··· MATERIAL FOR THIS EXERCISE ···

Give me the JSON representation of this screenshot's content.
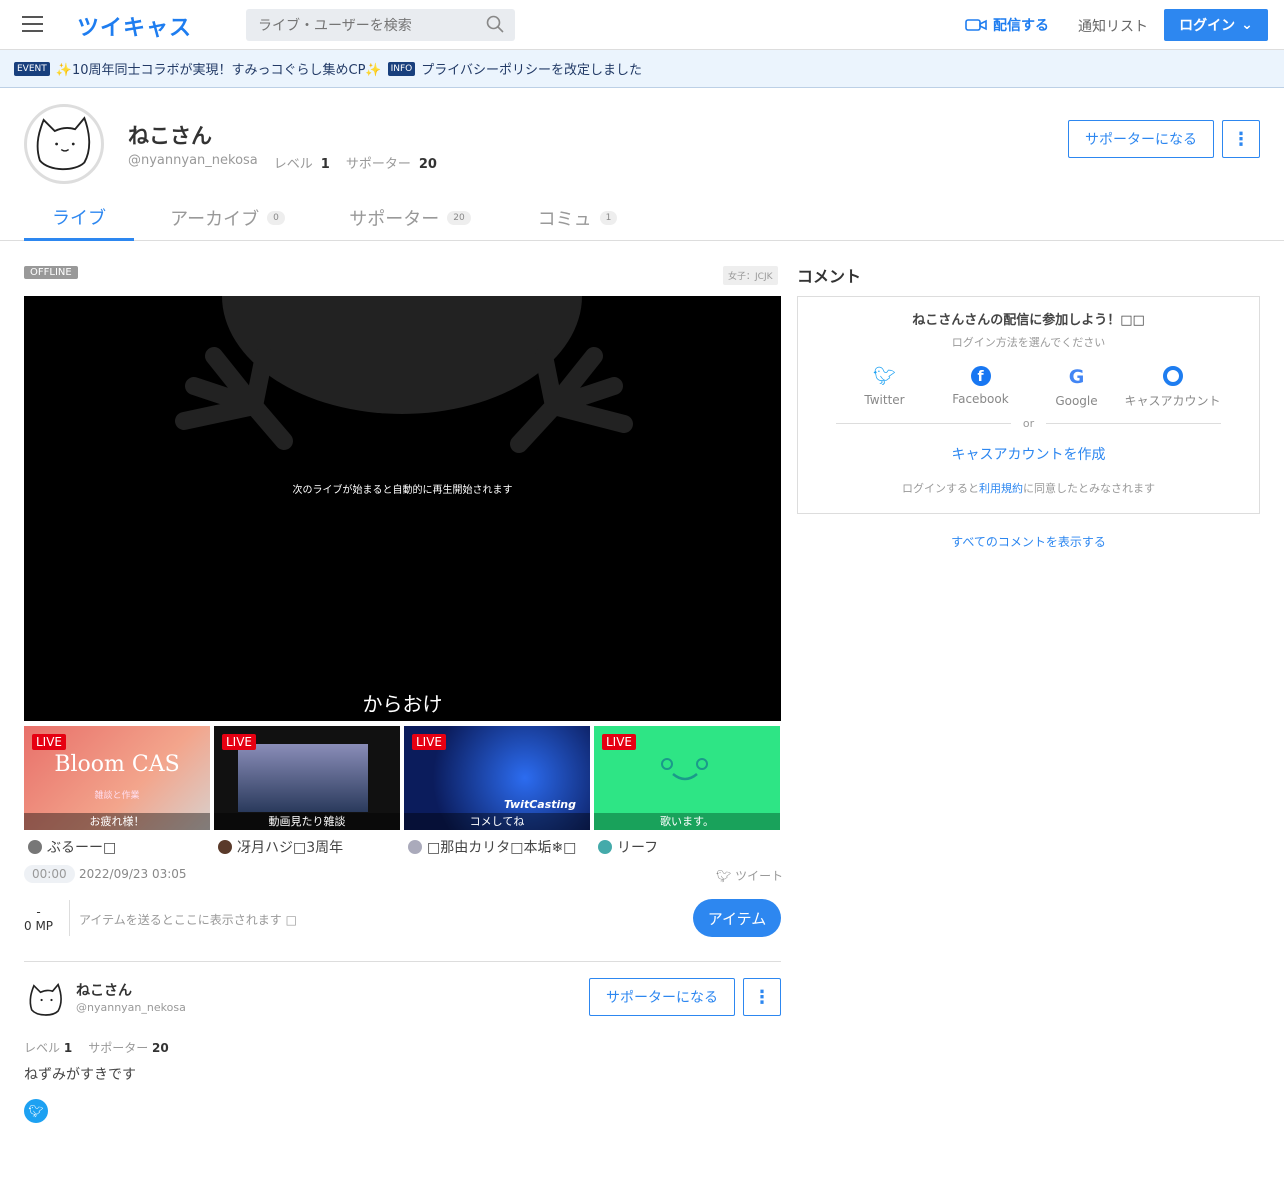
{
  "header": {
    "logo": "ツイキャス",
    "search_placeholder": "ライブ・ユーザーを検索",
    "broadcast": "配信する",
    "notifications": "通知リスト",
    "login": "ログイン"
  },
  "banner": [
    {
      "tag": "EVENT",
      "text": "✨10周年同士コラボが実現！すみっコぐらし集めCP✨"
    },
    {
      "tag": "INFO",
      "text": "プライバシーポリシーを改定しました"
    }
  ],
  "profile": {
    "name": "ねこさん",
    "handle": "@nyannyan_nekosa",
    "level_label": "レベル",
    "level": "1",
    "supporter_label": "サポーター",
    "supporters": "20",
    "support_button": "サポーターになる"
  },
  "tabs": [
    {
      "label": "ライブ"
    },
    {
      "label": "アーカイブ",
      "count": "0"
    },
    {
      "label": "サポーター",
      "count": "20"
    },
    {
      "label": "コミュ",
      "count": "1"
    }
  ],
  "live": {
    "status": "OFFLINE",
    "category": "女子：JCJK",
    "message": "次のライブが始まると自動的に再生開始されます",
    "title": "からおけ",
    "elapsed": "00:00",
    "date": "2022/09/23 03:05",
    "tweet": "ツイート",
    "mp_dash": "-",
    "mp": "0 MP",
    "item_placeholder": "アイテムを送るとここに表示されます □",
    "item_button": "アイテム"
  },
  "recommended": [
    {
      "badge": "LIVE",
      "caption": "お疲れ様！",
      "user": "ぶるーー□",
      "art": "Bloom CAS",
      "art_sub": "雑談と作業"
    },
    {
      "badge": "LIVE",
      "caption": "動画見たり雑談",
      "user": "冴月ハジ□3周年"
    },
    {
      "badge": "LIVE",
      "caption": "コメしてね",
      "user": "□那由カリタ□本垢❄□",
      "art": "TwitCasting"
    },
    {
      "badge": "LIVE",
      "caption": "歌います。",
      "user": "リーフ"
    }
  ],
  "comments": {
    "heading": "コメント",
    "join": "ねこさんさんの配信に参加しよう！□□",
    "choose": "ログイン方法を選んでください",
    "providers": [
      "Twitter",
      "Facebook",
      "Google",
      "キャスアカウント"
    ],
    "or": "or",
    "create": "キャスアカウントを作成",
    "terms_pre": "ログインすると",
    "terms_link": "利用規約",
    "terms_post": "に同意したとみなされます",
    "show_all": "すべてのコメントを表示する"
  },
  "bio": {
    "text": "ねずみがすきです"
  },
  "colors": {
    "accent": "#2d87f0",
    "live": "#e60012"
  }
}
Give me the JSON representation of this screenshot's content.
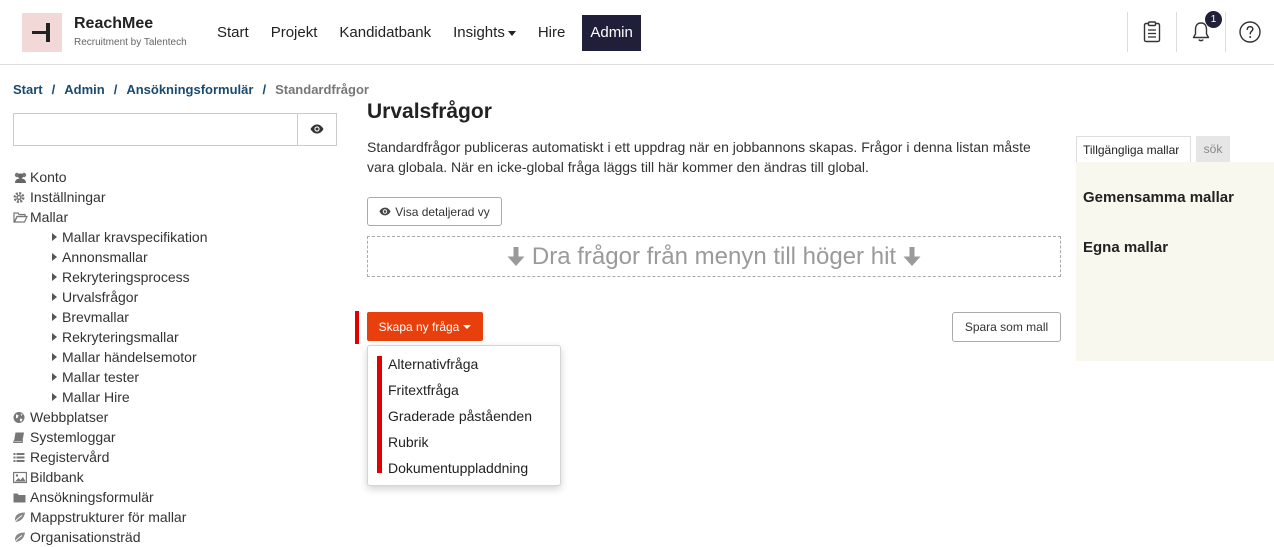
{
  "brand": {
    "name": "ReachMee",
    "subtitle": "Recruitment by Talentech",
    "logo_bg": "#f3d8d8"
  },
  "nav": {
    "items": [
      {
        "label": "Start"
      },
      {
        "label": "Projekt"
      },
      {
        "label": "Kandidatbank"
      },
      {
        "label": "Insights"
      },
      {
        "label": "Hire"
      },
      {
        "label": "Admin"
      }
    ],
    "active": "Admin",
    "active_color": "#1f1f3a"
  },
  "header_icons": {
    "clipboard": "clipboard-icon",
    "notifications": "bell-icon",
    "notification_count": "1",
    "help": "help-icon"
  },
  "breadcrumb": {
    "items": [
      "Start",
      "Admin",
      "Ansökningsformulär",
      "Standardfrågor"
    ],
    "separator": "/"
  },
  "search": {
    "value": "",
    "placeholder": ""
  },
  "tree": {
    "items": [
      {
        "label": "Konto",
        "icon": "users-icon"
      },
      {
        "label": "Inställningar",
        "icon": "gear-icon"
      },
      {
        "label": "Mallar",
        "icon": "folder-open-icon"
      },
      {
        "label": "Mallar kravspecifikation"
      },
      {
        "label": "Annonsmallar"
      },
      {
        "label": "Rekryteringsprocess"
      },
      {
        "label": "Urvalsfrågor"
      },
      {
        "label": "Brevmallar"
      },
      {
        "label": "Rekryteringsmallar"
      },
      {
        "label": "Mallar händelsemotor"
      },
      {
        "label": "Mallar tester"
      },
      {
        "label": "Mallar Hire"
      },
      {
        "label": "Webbplatser",
        "icon": "globe-icon"
      },
      {
        "label": "Systemloggar",
        "icon": "book-icon"
      },
      {
        "label": "Registervård",
        "icon": "list-icon"
      },
      {
        "label": "Bildbank",
        "icon": "image-icon"
      },
      {
        "label": "Ansökningsformulär",
        "icon": "folder-icon"
      },
      {
        "label": "Mappstrukturer för mallar",
        "icon": "leaf-icon"
      },
      {
        "label": "Organisationsträd",
        "icon": "leaf-icon"
      }
    ]
  },
  "main": {
    "title": "Urvalsfrågor",
    "description": "Standardfrågor publiceras automatiskt i ett uppdrag när en jobbannons skapas. Frågor i denna listan måste vara globala. När en icke-global fråga läggs till här kommer den ändras till global.",
    "detail_view_button": "Visa detaljerad vy",
    "dropzone_text": "Dra frågor från menyn till höger hit",
    "create_button": "Skapa ny fråga",
    "create_button_color": "#e8400c",
    "save_template_button": "Spara som mall",
    "marker_color": "#e00000",
    "dropdown_items": [
      "Alternativfråga",
      "Fritextfråga",
      "Graderade påståenden",
      "Rubrik",
      "Dokumentuppladdning"
    ]
  },
  "right_panel": {
    "tabs": [
      "Tillgängliga mallar",
      "sök"
    ],
    "active_tab": "Tillgängliga mallar",
    "headings": [
      "Gemensamma mallar",
      "Egna mallar"
    ],
    "bg": "#f9f8ef"
  }
}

···

(WORK INSTRUCTIONS): The records above must be echoed exactly, minus their pictures.

(EXERCISE RESULT):
Give me the JSON representation of this screenshot's content.
{
  "header": {
    "logo": "ツイキャス",
    "search_placeholder": "ライブ・ユーザーを検索",
    "broadcast": "配信する",
    "notifications": "通知リスト",
    "login": "ログイン"
  },
  "banner": [
    {
      "tag": "EVENT",
      "text": "✨10周年同士コラボが実現！すみっコぐらし集めCP✨"
    },
    {
      "tag": "INFO",
      "text": "プライバシーポリシーを改定しました"
    }
  ],
  "profile": {
    "name": "ねこさん",
    "handle": "@nyannyan_nekosa",
    "level_label": "レベル",
    "level": "1",
    "supporter_label": "サポーター",
    "supporters": "20",
    "support_button": "サポーターになる"
  },
  "tabs": [
    {
      "label": "ライブ"
    },
    {
      "label": "アーカイブ",
      "count": "0"
    },
    {
      "label": "サポーター",
      "count": "20"
    },
    {
      "label": "コミュ",
      "count": "1"
    }
  ],
  "live": {
    "status": "OFFLINE",
    "category": "女子：JCJK",
    "message": "次のライブが始まると自動的に再生開始されます",
    "title": "からおけ",
    "elapsed": "00:00",
    "date": "2022/09/23 03:05",
    "tweet": "ツイート",
    "mp_dash": "-",
    "mp": "0 MP",
    "item_placeholder": "アイテムを送るとここに表示されます □",
    "item_button": "アイテム"
  },
  "recommended": [
    {
      "badge": "LIVE",
      "caption": "お疲れ様！",
      "user": "ぶるーー□",
      "art": "Bloom CAS",
      "art_sub": "雑談と作業"
    },
    {
      "badge": "LIVE",
      "caption": "動画見たり雑談",
      "user": "冴月ハジ□3周年"
    },
    {
      "badge": "LIVE",
      "caption": "コメしてね",
      "user": "□那由カリタ□本垢❄□",
      "art": "TwitCasting"
    },
    {
      "badge": "LIVE",
      "caption": "歌います。",
      "user": "リーフ"
    }
  ],
  "comments": {
    "heading": "コメント",
    "join": "ねこさんさんの配信に参加しよう！□□",
    "choose": "ログイン方法を選んでください",
    "providers": [
      "Twitter",
      "Facebook",
      "Google",
      "キャスアカウント"
    ],
    "or": "or",
    "create": "キャスアカウントを作成",
    "terms_pre": "ログインすると",
    "terms_link": "利用規約",
    "terms_post": "に同意したとみなされます",
    "show_all": "すべてのコメントを表示する"
  },
  "bio": {
    "text": "ねずみがすきです"
  },
  "colors": {
    "accent": "#2d87f0",
    "live": "#e60012"
  }
}
Give me the JSON representation of this screenshot's content.
{
  "brand": {
    "name": "ReachMee",
    "subtitle": "Recruitment by Talentech",
    "logo_bg": "#f3d8d8"
  },
  "nav": {
    "items": [
      {
        "label": "Start"
      },
      {
        "label": "Projekt"
      },
      {
        "label": "Kandidatbank"
      },
      {
        "label": "Insights"
      },
      {
        "label": "Hire"
      },
      {
        "label": "Admin"
      }
    ],
    "active": "Admin",
    "active_color": "#1f1f3a"
  },
  "header_icons": {
    "clipboard": "clipboard-icon",
    "notifications": "bell-icon",
    "notification_count": "1",
    "help": "help-icon"
  },
  "breadcrumb": {
    "items": [
      "Start",
      "Admin",
      "Ansökningsformulär",
      "Standardfrågor"
    ],
    "separator": "/"
  },
  "search": {
    "value": "",
    "placeholder": ""
  },
  "tree": {
    "items": [
      {
        "label": "Konto",
        "icon": "users-icon"
      },
      {
        "label": "Inställningar",
        "icon": "gear-icon"
      },
      {
        "label": "Mallar",
        "icon": "folder-open-icon"
      },
      {
        "label": "Mallar kravspecifikation"
      },
      {
        "label": "Annonsmallar"
      },
      {
        "label": "Rekryteringsprocess"
      },
      {
        "label": "Urvalsfrågor"
      },
      {
        "label": "Brevmallar"
      },
      {
        "label": "Rekryteringsmallar"
      },
      {
        "label": "Mallar händelsemotor"
      },
      {
        "label": "Mallar tester"
      },
      {
        "label": "Mallar Hire"
      },
      {
        "label": "Webbplatser",
        "icon": "globe-icon"
      },
      {
        "label": "Systemloggar",
        "icon": "book-icon"
      },
      {
        "label": "Registervård",
        "icon": "list-icon"
      },
      {
        "label": "Bildbank",
        "icon": "image-icon"
      },
      {
        "label": "Ansökningsformulär",
        "icon": "folder-icon"
      },
      {
        "label": "Mappstrukturer för mallar",
        "icon": "leaf-icon"
      },
      {
        "label": "Organisationsträd",
        "icon": "leaf-icon"
      }
    ]
  },
  "main": {
    "title": "Urvalsfrågor",
    "description": "Standardfrågor publiceras automatiskt i ett uppdrag när en jobbannons skapas. Frågor i denna listan måste vara globala. När en icke-global fråga läggs till här kommer den ändras till global.",
    "detail_view_button": "Visa detaljerad vy",
    "dropzone_text": "Dra frågor från menyn till höger hit",
    "create_button": "Skapa ny fråga",
    "create_button_color": "#e8400c",
    "save_template_button": "Spara som mall",
    "marker_color": "#e00000",
    "dropdown_items": [
      "Alternativfråga",
      "Fritextfråga",
      "Graderade påståenden",
      "Rubrik",
      "Dokumentuppladdning"
    ]
  },
  "right_panel": {
    "tabs": [
      "Tillgängliga mallar",
      "sök"
    ],
    "active_tab": "Tillgängliga mallar",
    "headings": [
      "Gemensamma mallar",
      "Egna mallar"
    ],
    "bg": "#f9f8ef"
  }
}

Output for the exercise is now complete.